● Source material
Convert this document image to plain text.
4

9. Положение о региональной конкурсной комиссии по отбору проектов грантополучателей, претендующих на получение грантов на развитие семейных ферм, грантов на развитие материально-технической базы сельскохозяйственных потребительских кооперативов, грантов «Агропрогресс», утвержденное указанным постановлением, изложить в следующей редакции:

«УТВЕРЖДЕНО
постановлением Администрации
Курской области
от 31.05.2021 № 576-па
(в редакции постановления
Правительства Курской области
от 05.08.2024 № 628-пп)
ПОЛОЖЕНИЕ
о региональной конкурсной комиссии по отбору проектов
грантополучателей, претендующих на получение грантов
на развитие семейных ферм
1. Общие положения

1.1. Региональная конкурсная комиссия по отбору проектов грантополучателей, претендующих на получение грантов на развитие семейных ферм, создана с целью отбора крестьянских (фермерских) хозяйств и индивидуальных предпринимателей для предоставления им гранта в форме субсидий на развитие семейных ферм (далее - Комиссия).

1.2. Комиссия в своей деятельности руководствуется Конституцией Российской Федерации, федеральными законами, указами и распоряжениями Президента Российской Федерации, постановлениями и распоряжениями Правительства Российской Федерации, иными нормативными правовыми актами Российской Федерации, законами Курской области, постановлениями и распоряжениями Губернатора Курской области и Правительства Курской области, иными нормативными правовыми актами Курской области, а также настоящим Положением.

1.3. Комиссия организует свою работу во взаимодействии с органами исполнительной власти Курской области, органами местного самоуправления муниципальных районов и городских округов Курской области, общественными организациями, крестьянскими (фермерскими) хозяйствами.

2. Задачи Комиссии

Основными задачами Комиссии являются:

● Stated problem
Repeat the material in full, exactly as it stands.

● Complete answer
Convert this document image to plain text.
4

9. Положение о региональной конкурсной комиссии по отбору проектов грантополучателей, претендующих на получение грантов на развитие семейных ферм, грантов на развитие материально-технической базы сельскохозяйственных потребительских кооперативов, грантов «Агропрогресс», утвержденное указанным постановлением, изложить в следующей редакции:

«УТВЕРЖДЕНО
постановлением Администрации
Курской области
от 31.05.2021 № 576-па
(в редакции постановления
Правительства Курской области
от 05.08.2024 № 628-пп)
ПОЛОЖЕНИЕ
о региональной конкурсной комиссии по отбору проектов
грантополучателей, претендующих на получение грантов
на развитие семейных ферм
1. Общие положения

1.1. Региональная конкурсная комиссия по отбору проектов грантополучателей, претендующих на получение грантов на развитие семейных ферм, создана с целью отбора крестьянских (фермерских) хозяйств и индивидуальных предпринимателей для предоставления им гранта в форме субсидий на развитие семейных ферм (далее - Комиссия).

1.2. Комиссия в своей деятельности руководствуется Конституцией Российской Федерации, федеральными законами, указами и распоряжениями Президента Российской Федерации, постановлениями и распоряжениями Правительства Российской Федерации, иными нормативными правовыми актами Российской Федерации, законами Курской области, постановлениями и распоряжениями Губернатора Курской области и Правительства Курской области, иными нормативными правовыми актами Курской области, а также настоящим Положением.

1.3. Комиссия организует свою работу во взаимодействии с органами исполнительной власти Курской области, органами местного самоуправления муниципальных районов и городских округов Курской области, общественными организациями, крестьянскими (фермерскими) хозяйствами.

2. Задачи Комиссии

Основными задачами Комиссии являются:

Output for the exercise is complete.